Hunt for the word "value" across the entries below, copying each line that holds it.

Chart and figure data
______________________________

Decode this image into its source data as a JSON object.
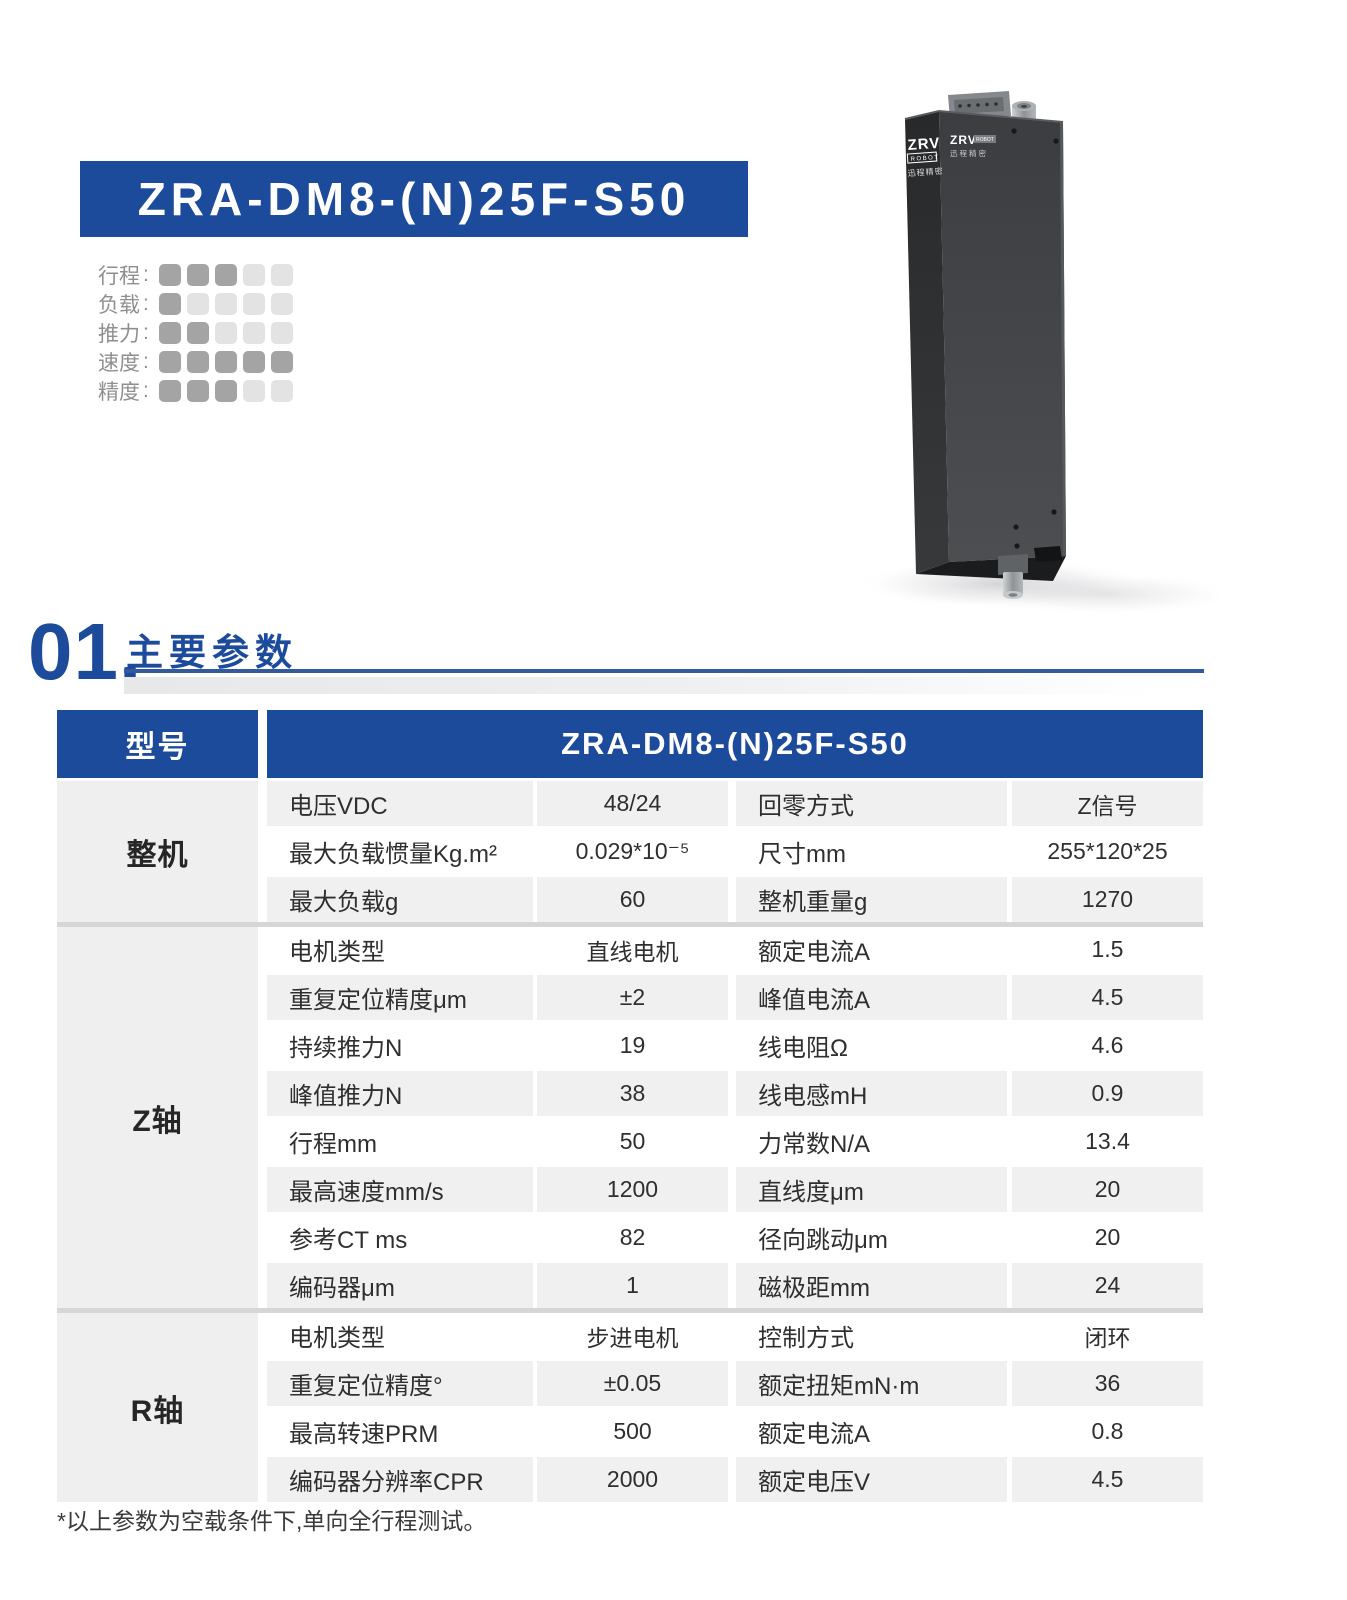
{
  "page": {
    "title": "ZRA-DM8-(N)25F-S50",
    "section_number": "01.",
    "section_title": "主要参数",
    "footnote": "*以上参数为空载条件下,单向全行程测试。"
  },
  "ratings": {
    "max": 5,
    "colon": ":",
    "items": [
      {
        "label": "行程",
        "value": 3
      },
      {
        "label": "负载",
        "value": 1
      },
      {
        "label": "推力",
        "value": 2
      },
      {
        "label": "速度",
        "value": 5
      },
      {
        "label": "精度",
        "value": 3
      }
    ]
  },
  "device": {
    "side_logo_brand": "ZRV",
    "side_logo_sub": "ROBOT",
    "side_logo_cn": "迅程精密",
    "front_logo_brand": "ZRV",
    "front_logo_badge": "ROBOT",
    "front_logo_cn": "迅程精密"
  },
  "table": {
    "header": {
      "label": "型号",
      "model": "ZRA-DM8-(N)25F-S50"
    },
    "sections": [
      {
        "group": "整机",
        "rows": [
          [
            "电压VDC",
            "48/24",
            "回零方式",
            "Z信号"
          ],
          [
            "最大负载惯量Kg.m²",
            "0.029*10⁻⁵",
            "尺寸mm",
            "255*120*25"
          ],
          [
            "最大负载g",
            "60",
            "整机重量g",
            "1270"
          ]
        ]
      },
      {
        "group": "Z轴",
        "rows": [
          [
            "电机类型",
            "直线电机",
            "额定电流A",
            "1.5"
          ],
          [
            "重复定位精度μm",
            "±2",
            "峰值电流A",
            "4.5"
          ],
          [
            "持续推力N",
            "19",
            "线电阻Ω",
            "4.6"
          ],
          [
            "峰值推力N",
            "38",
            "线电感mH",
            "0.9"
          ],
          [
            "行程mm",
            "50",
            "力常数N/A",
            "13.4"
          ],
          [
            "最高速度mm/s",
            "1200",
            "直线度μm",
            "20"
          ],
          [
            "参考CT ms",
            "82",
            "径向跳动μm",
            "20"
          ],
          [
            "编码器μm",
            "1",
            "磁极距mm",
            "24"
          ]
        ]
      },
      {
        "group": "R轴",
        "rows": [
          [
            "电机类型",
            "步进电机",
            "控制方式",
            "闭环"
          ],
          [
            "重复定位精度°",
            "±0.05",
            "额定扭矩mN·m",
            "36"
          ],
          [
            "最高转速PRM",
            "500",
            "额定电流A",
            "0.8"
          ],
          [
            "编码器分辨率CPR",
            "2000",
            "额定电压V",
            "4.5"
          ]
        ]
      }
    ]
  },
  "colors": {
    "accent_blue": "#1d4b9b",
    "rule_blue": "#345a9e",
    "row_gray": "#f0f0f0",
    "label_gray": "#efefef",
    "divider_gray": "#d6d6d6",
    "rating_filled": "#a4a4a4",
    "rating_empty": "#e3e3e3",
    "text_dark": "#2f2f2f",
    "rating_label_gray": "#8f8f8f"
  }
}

______________________________

- [ANSWER FOR THE TASK]:
        "value": 3
        "value": 1
        "value": 2
        "value": 5
        "value": 3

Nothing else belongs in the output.